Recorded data
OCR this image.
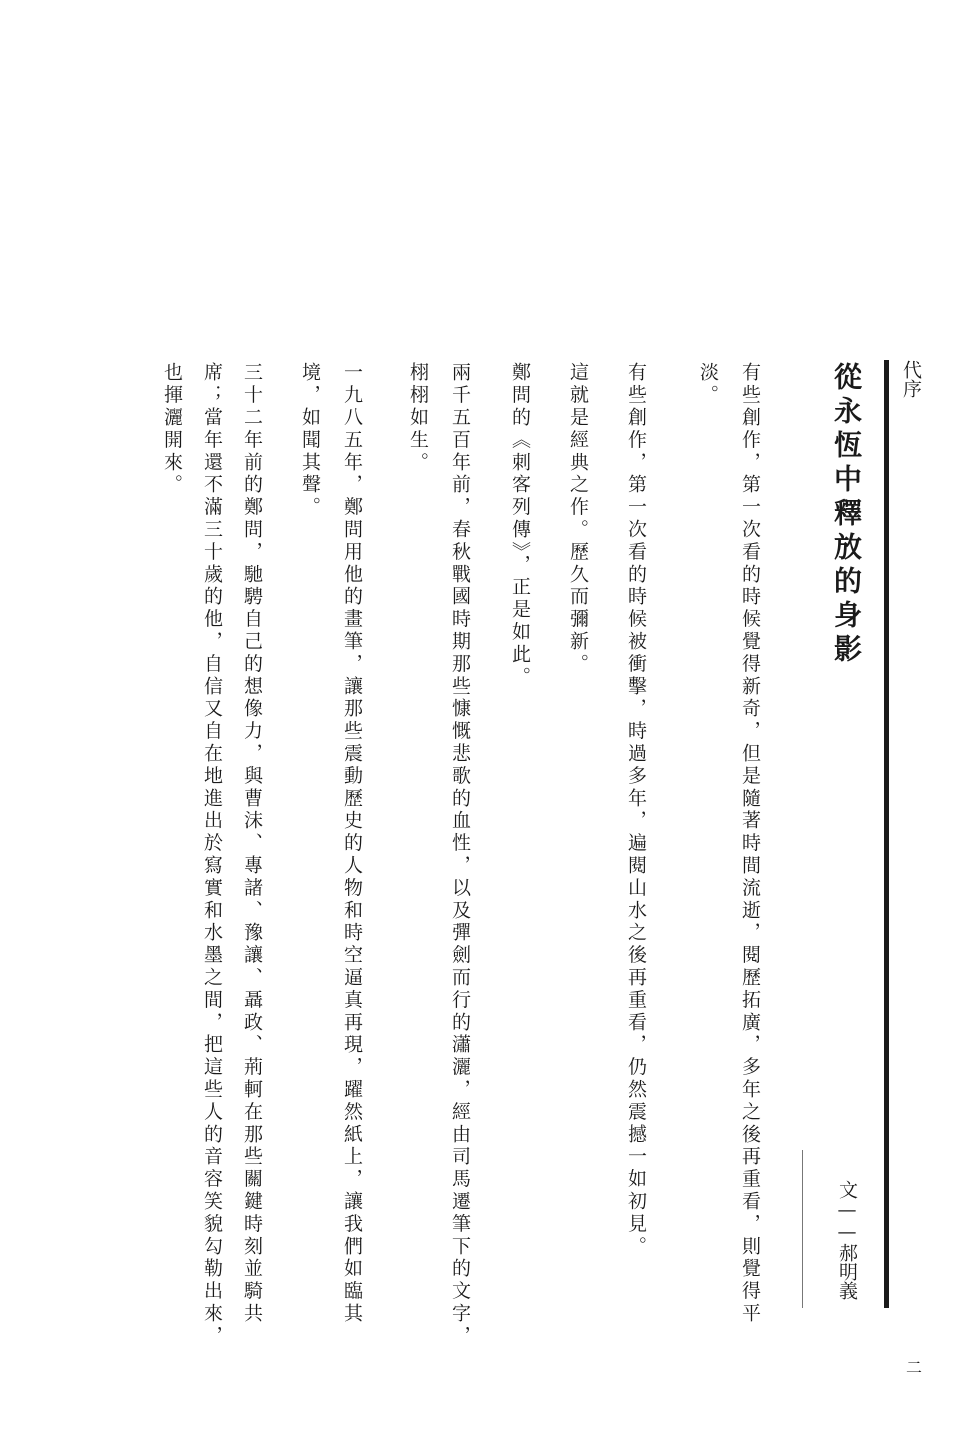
代序
從永恆中釋放的身影
文——郝明義
有些創作，第一次看的時候覺得新奇，但是隨著時間流逝，閱歷拓廣，多年之後再重看，則覺得平
淡。
有些創作，第一次看的時候被衝擊，時過多年，遍閱山水之後再重看，仍然震撼一如初見。
這就是經典之作。歷久而彌新。
鄭問的《刺客列傳》，正是如此。
兩千五百年前，春秋戰國時期那些慷慨悲歌的血性，以及彈劍而行的瀟灑，經由司馬遷筆下的文字，
栩栩如生。
一九八五年，鄭問用他的畫筆，讓那些震動歷史的人物和時空逼真再現，躍然紙上，讓我們如臨其
境，如聞其聲。
三十二年前的鄭問，馳騁自己的想像力，與曹沫、專諸、豫讓、聶政、荊軻在那些關鍵時刻並騎共
席；當年還不滿三十歲的他，自信又自在地進出於寫實和水墨之間，把這些人的音容笑貌勾勒出來，
也揮灑開來。
二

### [Goal]
Using the records above, retype everything exactly except the pictures.

### [Exercise response]
OCR this image.
代序
從永恆中釋放的身影
文——郝明義
有些創作，第一次看的時候覺得新奇，但是隨著時間流逝，閱歷拓廣，多年之後再重看，則覺得平
淡。
有些創作，第一次看的時候被衝擊，時過多年，遍閱山水之後再重看，仍然震撼一如初見。
這就是經典之作。歷久而彌新。
鄭問的《刺客列傳》，正是如此。
兩千五百年前，春秋戰國時期那些慷慨悲歌的血性，以及彈劍而行的瀟灑，經由司馬遷筆下的文字，
栩栩如生。
一九八五年，鄭問用他的畫筆，讓那些震動歷史的人物和時空逼真再現，躍然紙上，讓我們如臨其
境，如聞其聲。
三十二年前的鄭問，馳騁自己的想像力，與曹沫、專諸、豫讓、聶政、荊軻在那些關鍵時刻並騎共
席；當年還不滿三十歲的他，自信又自在地進出於寫實和水墨之間，把這些人的音容笑貌勾勒出來，
也揮灑開來。
二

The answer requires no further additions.